* [WHAT THE TASK REQUIRES] All records must be quoted exactly. Omit the pictures.

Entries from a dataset
-- BEGIN --

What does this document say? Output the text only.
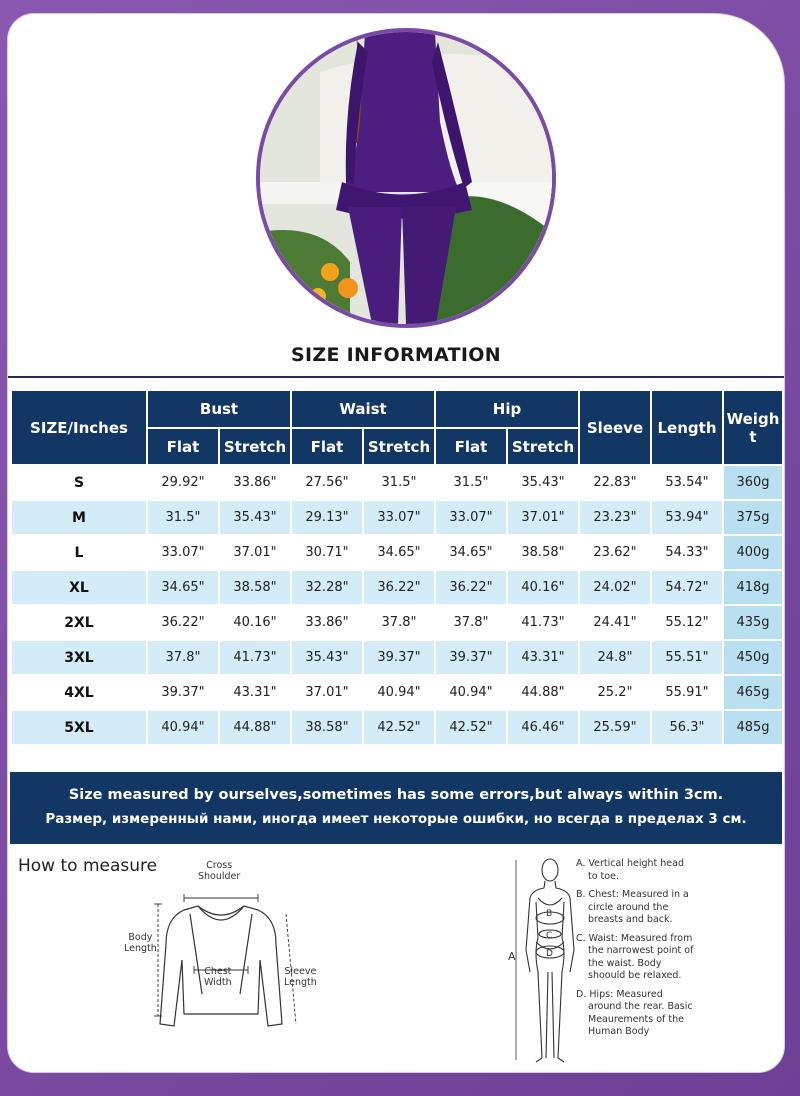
SIZE INFORMATION
SIZE/Inches	Bust		Waist		Hip		Sleeve	Length	Weigh
t
	Flat	Stretch	Flat	Stretch	Flat	Stretch			
S	29.92"	33.86"	27.56"	31.5"	31.5"	35.43"	22.83"	53.54"	360g
M	31.5"	35.43"	29.13"	33.07"	33.07"	37.01"	23.23"	53.94"	375g
L	33.07"	37.01"	30.71"	34.65"	34.65"	38.58"	23.62"	54.33"	400g
XL	34.65"	38.58"	32.28"	36.22"	36.22"	40.16"	24.02"	54.72"	418g
2XL	36.22"	40.16"	33.86"	37.8"	37.8"	41.73"	24.41"	55.12"	435g
3XL	37.8"	41.73"	35.43"	39.37"	39.37"	43.31"	24.8"	55.51"	450g
4XL	39.37"	43.31"	37.01"	40.94"	40.94"	44.88"	25.2"	55.91"	465g
5XL	40.94"	44.88"	38.58"	42.52"	42.52"	46.46"	25.59"	56.3"	485g
Size measured by ourselves,sometimes has some errors,but always within 3cm.
Размер, измеренный нами, иногда имеет некоторые ошибки, но всегда в пределах 3 см.
How to measure	Cross
Shoulder
Body
Length
Chest
Width
Sleeve
Length
A
B
C
D

A. Vertical height head to toe.

B. Chest: Measured in a circle around the breasts and back.

C. Waist: Measured from the narrowest point of the waist. Body shoould be relaxed.

D. Hips: Measured around the rear. Basic Meaurements of the Human Body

-- END --

* [FULL ANSWER]
What does this document say? Output the text only.
SIZE INFORMATION
SIZE/Inches	Bust		Waist		Hip		Sleeve	Length	Weigh
t
	Flat	Stretch	Flat	Stretch	Flat	Stretch			
S	29.92"	33.86"	27.56"	31.5"	31.5"	35.43"	22.83"	53.54"	360g
M	31.5"	35.43"	29.13"	33.07"	33.07"	37.01"	23.23"	53.94"	375g
L	33.07"	37.01"	30.71"	34.65"	34.65"	38.58"	23.62"	54.33"	400g
XL	34.65"	38.58"	32.28"	36.22"	36.22"	40.16"	24.02"	54.72"	418g
2XL	36.22"	40.16"	33.86"	37.8"	37.8"	41.73"	24.41"	55.12"	435g
3XL	37.8"	41.73"	35.43"	39.37"	39.37"	43.31"	24.8"	55.51"	450g
4XL	39.37"	43.31"	37.01"	40.94"	40.94"	44.88"	25.2"	55.91"	465g
5XL	40.94"	44.88"	38.58"	42.52"	42.52"	46.46"	25.59"	56.3"	485g
Size measured by ourselves,sometimes has some errors,but always within 3cm.
Размер, измеренный нами, иногда имеет некоторые ошибки, но всегда в пределах 3 см.
How to measure	Cross
Shoulder
Body
Length
Chest
Width
Sleeve
Length
A
B
C
D

A. Vertical height head to toe.

B. Chest: Measured in a circle around the breasts and back.

C. Waist: Measured from the narrowest point of the waist. Body shoould be relaxed.

D. Hips: Measured around the rear. Basic Meaurements of the Human Body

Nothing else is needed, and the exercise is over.